**Текст отрывка**
┌──

Иногда к этому шагу их толкало
желание обрести элементарные гражданские права в обход антисемитского
законодательства. Американский историк Майкл
Станиславский наметил несколько
типологических групп российских иудеев,
принявших тогда христианство: одни руководствовались стремлением к образовательному
и профессиональному росту; другие
принадлежали к высшей буржуазии и не желали законодательных препон в их
предпринимательской деятельности; третьи, будучи преступниками, надеялись на
амнистию; четвертые были искренними приверженцами новой веры; и, наконец, пятые
нуждались материально и перешли в новую веру от безысходности. Историк говорит также о евреях, изменивших
веру, дабы сочетаться браком с лицом
христианского исповедания, хотя и не
выделяет их в отдельную группу.
Действительно, в начале XIX века известны по крайней мере два случая, когда
сразу же после обращения в лютеранство
евреи заключали браки с христианками. Речь идет о маскилах:
коммерсанте Абраме Перетце (1771-1833) и литераторе
Льве Неваховиче (1776-1831), однако положительно
утверждать, что именно женитьба была
главным мотивом их крещения, нельзя, ибо карьеристские устремления сих неофитов
также вполне очевидны.
Случай крещения Рашель Хин не ординарный — он тоже связан с супружеством,
только вот не с заключением нового брака, а с…
прекращением старого, причем
другого пути его расторжения просто не было*. Как поясняет осведомленный современник Марк
Вишняк, “первый муж Хин [а им был помощник присяжного поверенного Соломон
Григорьевич Фельдштейн – Л.Б.] отказывал ей в разводе. Тогда-то она приняла католичество,
и брак автоматически распался: браки между католиками и евреями не признавались
ни католической церковью, ни русским законом”.
Почему же она крестится именно по католическому обряду? Если учесть, что католический прозелитизм
карался в России лишением собственности, не говоря о заключении в монастырь,
покаянии и прочих мерах увещевательного характера, такой её выбор трудно
назвать случайным.
Американский
литературовед Кэрол Бэйлин
отмечала, что Хин ни разу не обращается к католицизму в своём дневнике. На самом же деле, писательница восторгается в
дневнике католическими обрядами, в которых видит “мягкое, таинственное,
надземное”. И вспоминает Рим, “длинные
складки и драпирующие фигуру белые, лиловые и пурпурные мантии, шлейфы,
закрывающие ноги и дающие иллюзию чего-то скользящего по земле, и возносящиеся
туда, ввысь – моления о нас, грешных.

└──

**Исходные материалы**

┌──

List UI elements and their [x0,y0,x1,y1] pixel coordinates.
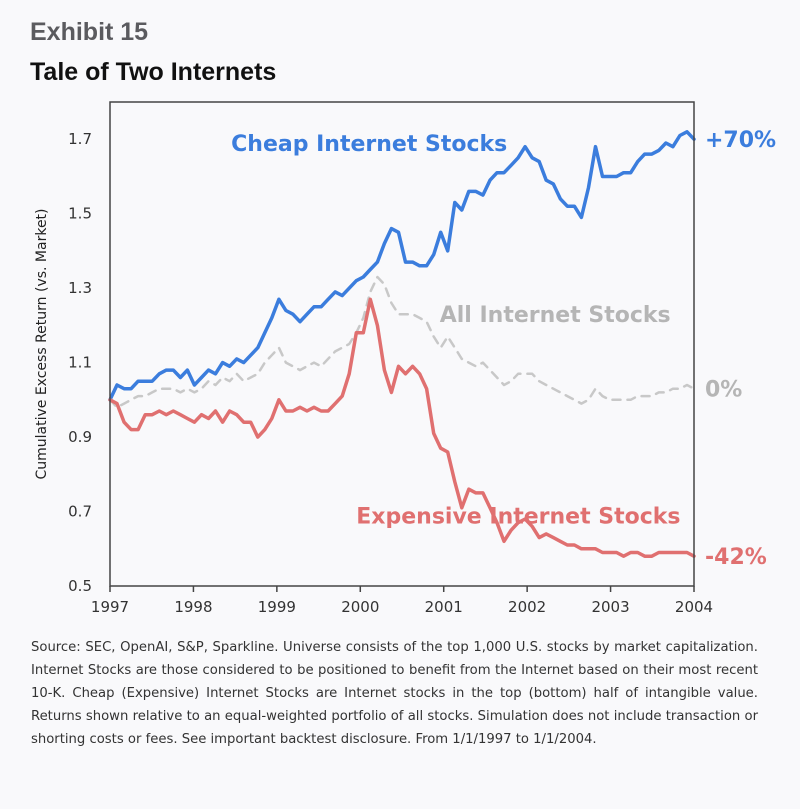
series-line-cheap-internet-stocks [108,130,696,402]
plot-frame [109,101,695,587]
y-axis-title: Cumulative Excess Return (vs. Market) [34,208,50,479]
x-tick-label: 2004 [675,598,713,616]
y-tick-label: 0.5 [68,577,92,595]
plot-frame-border [109,101,695,587]
x-tick-label: 1997 [91,598,129,616]
series-line-all-internet-stocks [108,275,696,409]
annotation-all-internet-stocks: All Internet Stocks [440,303,671,328]
x-tick-label: 1998 [174,598,212,616]
source-footnote: Source: SEC, OpenAI, S&P, Sparkline. Uni… [31,640,758,747]
series-line-expensive-internet-stocks [108,297,696,558]
axis-ticks: 1997 1998 1999 2000 2001 2002 2003 2004 0.5 0.7 0.… [68,130,713,616]
chart-title: Tale of Two Internets [30,58,277,86]
x-tick-label: 2000 [341,598,379,616]
y-tick-label: 0.7 [68,503,92,521]
annotation-expensive-internet-stocks: Expensive Internet Stocks [356,504,680,529]
series-lines [108,130,696,558]
y-tick-label: 1.5 [68,205,92,223]
x-tick-label: 2002 [508,598,546,616]
y-tick-label: 1.7 [68,130,92,148]
exhibit-number: Exhibit 15 [30,18,149,46]
annotations: 0% +70% -42% Cheap Internet Stocks All Inter… [231,128,776,570]
end-label-cheap-internet-stocks: +70% [705,128,776,153]
line-chart: 1997 1998 1999 2000 2001 2002 2003 2004 0.5 0.7 0.… [34,101,776,616]
x-tick-label: 2001 [425,598,463,616]
end-label-all-internet-stocks: 0% [705,378,742,403]
y-tick-label: 1.1 [68,354,92,372]
y-tick-label: 1.3 [68,279,92,297]
y-tick-label: 0.9 [68,428,92,446]
x-tick-label: 1999 [258,598,296,616]
end-label-expensive-internet-stocks: -42% [705,545,767,570]
annotation-cheap-internet-stocks: Cheap Internet Stocks [231,132,507,157]
x-tick-label: 2003 [591,598,629,616]
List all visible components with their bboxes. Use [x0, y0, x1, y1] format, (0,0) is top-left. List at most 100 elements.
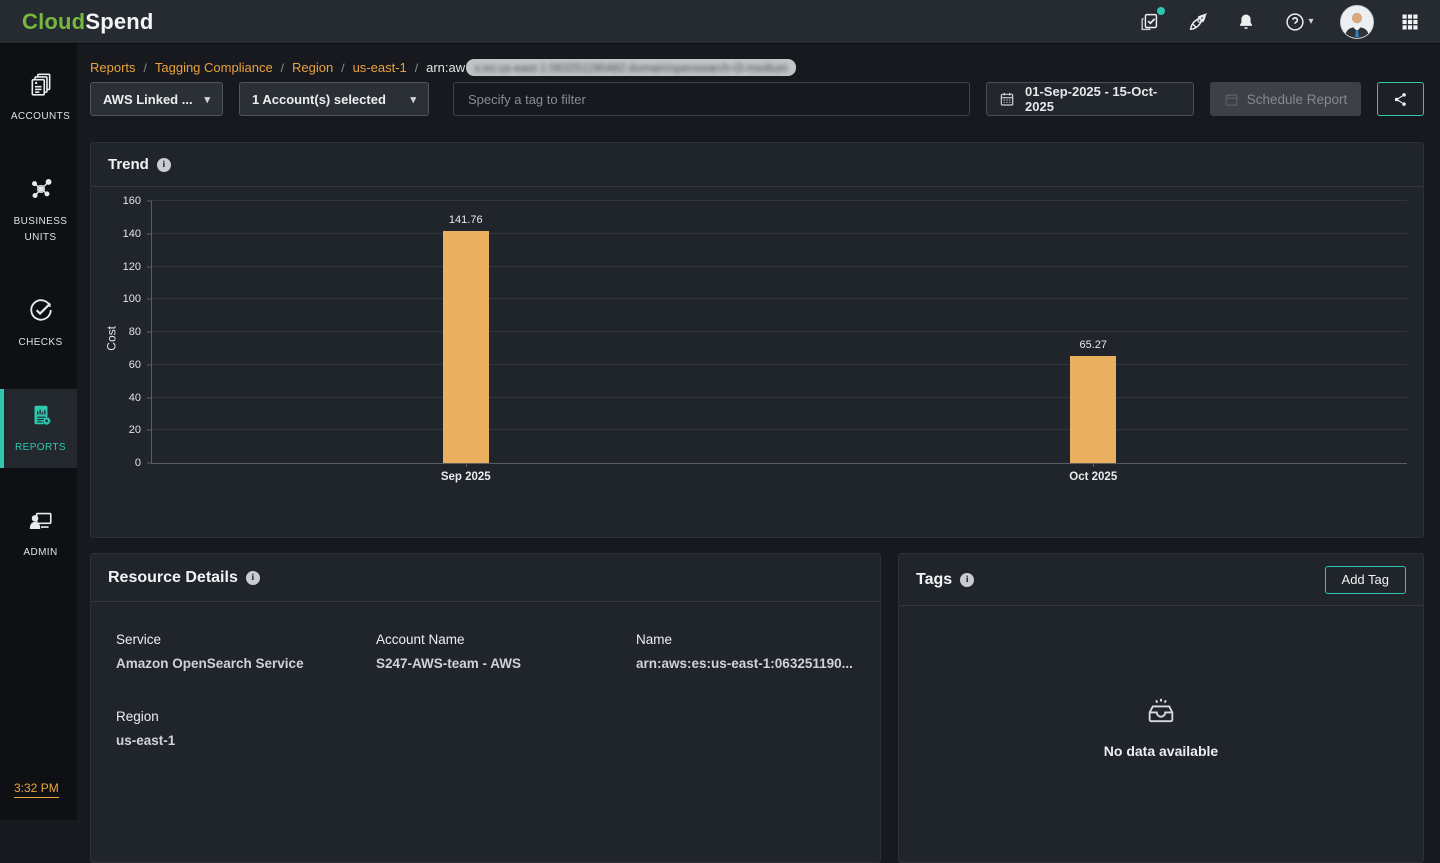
resource-details-grid: Service Amazon OpenSearch Service Accoun… — [91, 602, 880, 778]
top-bar: CloudSpend — [0, 0, 1440, 44]
calendar-icon — [999, 91, 1015, 107]
share-icon — [1392, 91, 1409, 108]
chevron-down-icon: ▾ — [410, 93, 416, 106]
gridline — [152, 266, 1407, 267]
help-menu-icon[interactable]: ▾ — [1282, 10, 1316, 34]
cloudspend-logo[interactable]: CloudSpend — [22, 9, 154, 35]
gridline — [152, 429, 1407, 430]
trend-info-icon[interactable]: i — [157, 158, 171, 172]
y-axis-tick-label: 120 — [123, 261, 141, 273]
breadcrumb-reports[interactable]: Reports — [90, 60, 136, 75]
sidebar-item-label: REPORTS — [15, 440, 66, 456]
no-data-text: No data available — [1104, 743, 1218, 759]
checks-icon — [28, 297, 54, 328]
field-value: arn:aws:es:us-east-1:063251190... — [636, 656, 855, 671]
trend-title-text: Trend — [108, 156, 149, 173]
x-axis-tick-mark — [1093, 463, 1094, 467]
tag-filter-input[interactable] — [453, 82, 970, 116]
gridline — [152, 397, 1407, 398]
sidebar-item-label: ADMIN — [23, 545, 57, 561]
topbar-actions: ▾ — [1138, 5, 1422, 39]
main-content: Reports / Tagging Compliance / Region / … — [77, 44, 1440, 820]
gridline — [152, 298, 1407, 299]
y-axis-tick-label: 20 — [129, 424, 141, 436]
y-axis-title: Cost — [104, 326, 118, 351]
y-axis-tick-label: 60 — [129, 359, 141, 371]
account-type-dropdown[interactable]: AWS Linked ... ▾ — [90, 82, 223, 116]
resource-details-title: Resource Details i — [108, 569, 260, 587]
trend-title: Trend i — [108, 156, 171, 173]
tasks-icon[interactable] — [1138, 10, 1162, 34]
breadcrumb-separator: / — [144, 61, 147, 75]
bar-value-label: 65.27 — [1079, 339, 1107, 351]
accounts-selected-dropdown[interactable]: 1 Account(s) selected ▾ — [239, 82, 429, 116]
field-value: Amazon OpenSearch Service — [116, 656, 376, 671]
resource-details-info-icon[interactable]: i — [246, 571, 260, 585]
breadcrumb-redacted-text: s:es:us-east-1:063251190482:domain/opens… — [474, 63, 788, 75]
date-range-picker[interactable]: 01-Sep-2025 - 15-Oct-2025 — [986, 82, 1194, 116]
sidebar-item-business-units[interactable]: BUSINESS UNITS — [0, 163, 77, 258]
notifications-bell-icon[interactable] — [1234, 10, 1258, 34]
sidebar-item-label: ACCOUNTS — [11, 109, 70, 125]
reports-icon — [28, 402, 54, 433]
gridline — [152, 200, 1407, 201]
business-units-icon — [28, 176, 54, 207]
share-button[interactable] — [1377, 82, 1424, 116]
field-value: us-east-1 — [116, 733, 376, 748]
y-axis-tick-label: 140 — [123, 228, 141, 240]
sidebar-item-admin[interactable]: ADMIN — [0, 494, 77, 573]
y-axis-tick-label: 80 — [129, 326, 141, 338]
user-avatar[interactable] — [1340, 5, 1374, 39]
breadcrumb-separator: / — [281, 61, 284, 75]
field-label: Service — [116, 632, 376, 647]
y-axis-tick-mark — [147, 463, 152, 464]
logo-cloud: Cloud — [22, 9, 85, 34]
schedule-icon — [1224, 92, 1239, 107]
trend-bar-sep-2025[interactable] — [443, 231, 489, 463]
sidebar-item-label: CHECKS — [18, 335, 62, 351]
resource-details-title-text: Resource Details — [108, 569, 238, 587]
field-value: S247-AWS-team - AWS — [376, 656, 636, 671]
admin-icon — [28, 507, 54, 538]
schedule-report-label: Schedule Report — [1247, 92, 1348, 107]
tasks-badge-dot — [1157, 7, 1165, 15]
schedule-report-button[interactable]: Schedule Report — [1210, 82, 1361, 116]
breadcrumb-arn-prefix: arn:aw — [426, 60, 465, 75]
chevron-down-icon: ▾ — [204, 93, 210, 106]
x-axis-tick-mark — [466, 463, 467, 467]
breadcrumb-separator: / — [415, 61, 418, 75]
sidebar-item-label: BUSINESS UNITS — [6, 214, 75, 246]
sidebar-item-reports[interactable]: REPORTS — [0, 389, 77, 468]
breadcrumb-region[interactable]: Region — [292, 60, 333, 75]
breadcrumb-current-resource: arn:aw s:es:us-east-1:063251190482:domai… — [426, 59, 796, 76]
breadcrumb-us-east-1[interactable]: us-east-1 — [353, 60, 407, 75]
add-tag-button[interactable]: Add Tag — [1325, 566, 1406, 594]
trend-bar-oct-2025[interactable] — [1070, 356, 1116, 463]
x-axis-label: Sep 2025 — [441, 471, 491, 483]
gridline — [152, 233, 1407, 234]
breadcrumb-tagging-compliance[interactable]: Tagging Compliance — [155, 60, 273, 75]
logo-spend: Spend — [85, 9, 153, 34]
field-label: Account Name — [376, 632, 636, 647]
field-label: Region — [116, 709, 376, 724]
apps-grid-icon[interactable] — [1398, 10, 1422, 34]
gridline — [152, 364, 1407, 365]
account-type-dropdown-value: AWS Linked ... — [103, 92, 193, 107]
sidebar-item-accounts[interactable]: ACCOUNTS — [0, 58, 77, 137]
sidebar-item-checks[interactable]: CHECKS — [0, 284, 77, 363]
y-axis-tick-label: 100 — [123, 293, 141, 305]
tags-title: Tags i — [916, 571, 974, 589]
empty-inbox-icon — [1144, 694, 1178, 733]
last-refresh-time[interactable]: 3:32 PM — [14, 781, 59, 798]
bar-value-label: 141.76 — [449, 214, 483, 226]
tags-title-text: Tags — [916, 571, 952, 589]
tags-empty-state: No data available — [899, 606, 1423, 759]
field-region: Region us-east-1 — [116, 709, 376, 748]
whats-new-rocket-icon[interactable] — [1186, 10, 1210, 34]
tags-info-icon[interactable]: i — [960, 573, 974, 587]
field-service: Service Amazon OpenSearch Service — [116, 632, 376, 671]
y-axis-tick-label: 160 — [123, 195, 141, 207]
date-range-value: 01-Sep-2025 - 15-Oct-2025 — [1025, 84, 1181, 114]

└──

**Что требуется**
1: Почему, согласно отрывку о крещении евреев в России, первый брак Рашель Хин распался после её перехода в католичество?
2: Продолжите отрывок о крещении евреев в России с того места, на котором он обрывается.
Записи для работы не понадобятся.

**Ответы к заданиям**
1: Браки между католиками и евреями не признавались ни католической церковью, ни русским законом.

2:
Сухие, бритые, точёные черты, тонкие, изящные, благословляющие руки,
благочестиво склонённые гордые головы”.
А вот её рассказ о встрече с
Владимиром Соловьёвым 24 мая 1900 года: “ Мы впервые очень серьёзно говорили о католицизме,
о церкви, о благодати. Влад. Серг. Был
ужасно взволнован. Никогда я не видала
его таким открытым, добрым и восторженным.
— Всё внешнее –
и скептицизм, и бунтарство – минется, а благодать пребудет вовеки веков”.
Очевидно и то, что европеизм Хин был в значительной степени замешан на
Франции, с её католицическими духовными ценностями,
затверженными в Коллеж де Франс и Сорбонне.
Но вот что интересно,
— такой ее шаг повлек за собой еще одно крещение: воздыхатель Рашель с еще гимназических
времен, помощник присяжного поверенного Онисим
Борисович Гольдовский (1865-1922), “чтобы получить
право обвенчаться с католичкой [Хин – Л.Б.], должен был перестать считаться
евреем”. И он принимает протестантизм, как говорит сам, “по причинам
романического свойства”. Обвенчаются же
Рашель и Онисим в городке Толочине, “у старого
ксёндза”, в 1900 году.
Знаменательно, что как раз в 1900 году выходит в свет “Тифена
(Рождественская сказка)” писательницы (Р.М. Хин. Под гору. М., 1900). Речь идёт в ней о белокурой, голубоглазой
Фаншон, привратнице Музея восковых фигур Св. Михаэля
(бывшем старом аббатстве), что между Бретанью и Нормандией. Её, католичку, любит молодой статный протестант Жан, и кюрэ внушает Фаншон, что тот, кто не католик — еретик,
потому девушка страшится венчаться с ним.
За советом она обращается к
статуе прекрасной Тифены. – Благородная Тифена! – пролепетала она, — ты читаешь в лучезарных
звёздах, как в открытой книге. Загляни в
моё смущённое, измученное сердце. Меня
любит добрый, милый Жан. Нет человека
честнее его… Но Жан – еретик, и я
боюсь его любить.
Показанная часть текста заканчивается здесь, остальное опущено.